# Start of Records supplied
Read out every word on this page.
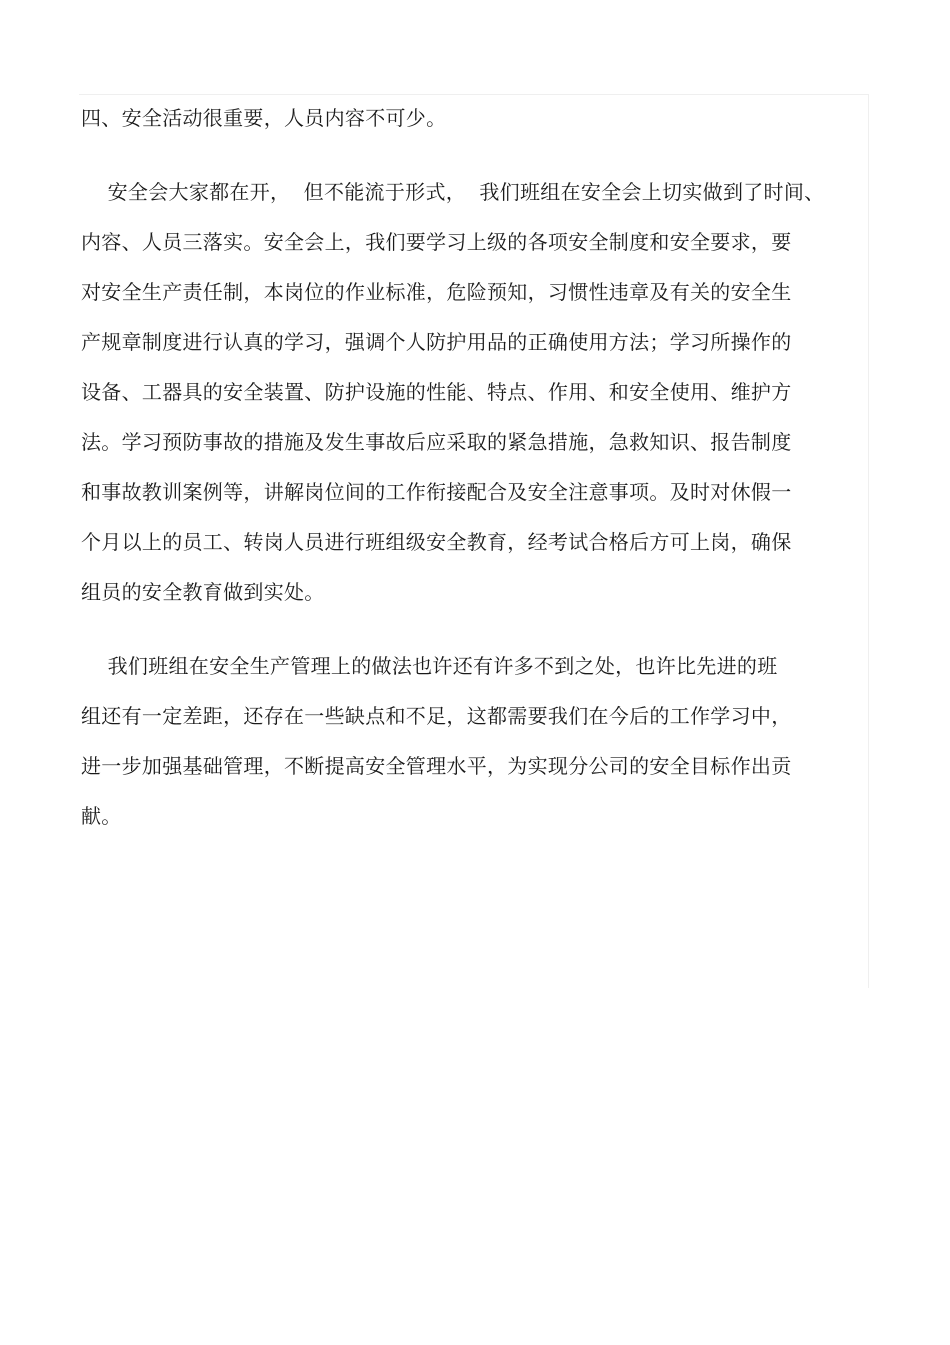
四、安全活动很重要，人员内容不可少。
安全会大家都在开，  但不能流于形式，  我们班组在安全会上切实做到了时间、
内容、人员三落实。安全会上，我们要学习上级的各项安全制度和安全要求，要
对安全生产责任制，本岗位的作业标准，危险预知，习惯性违章及有关的安全生
产规章制度进行认真的学习，强调个人防护用品的正确使用方法；学习所操作的
设备、工器具的安全装置、防护设施的性能、特点、作用、和安全使用、维护方
法。学习预防事故的措施及发生事故后应采取的紧急措施，急救知识、报告制度
和事故教训案例等，讲解岗位间的工作衔接配合及安全注意事项。及时对休假一
个月以上的员工、转岗人员进行班组级安全教育，经考试合格后方可上岗，确保
组员的安全教育做到实处。
我们班组在安全生产管理上的做法也许还有许多不到之处，也许比先进的班
组还有一定差距，还存在一些缺点和不足，这都需要我们在今后的工作学习中，
进一步加强基础管理，不断提高安全管理水平，为实现分公司的安全目标作出贡
献。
# End of Records supplied
*Exercise aim*. Repeat the entries exactly. Pictures are excluded from the copy.

*Task result*.
Read out every word on this page.
四、安全活动很重要，人员内容不可少。
安全会大家都在开，  但不能流于形式，  我们班组在安全会上切实做到了时间、
内容、人员三落实。安全会上，我们要学习上级的各项安全制度和安全要求，要
对安全生产责任制，本岗位的作业标准，危险预知，习惯性违章及有关的安全生
产规章制度进行认真的学习，强调个人防护用品的正确使用方法；学习所操作的
设备、工器具的安全装置、防护设施的性能、特点、作用、和安全使用、维护方
法。学习预防事故的措施及发生事故后应采取的紧急措施，急救知识、报告制度
和事故教训案例等，讲解岗位间的工作衔接配合及安全注意事项。及时对休假一
个月以上的员工、转岗人员进行班组级安全教育，经考试合格后方可上岗，确保
组员的安全教育做到实处。
我们班组在安全生产管理上的做法也许还有许多不到之处，也许比先进的班
组还有一定差距，还存在一些缺点和不足，这都需要我们在今后的工作学习中，
进一步加强基础管理，不断提高安全管理水平，为实现分公司的安全目标作出贡
献。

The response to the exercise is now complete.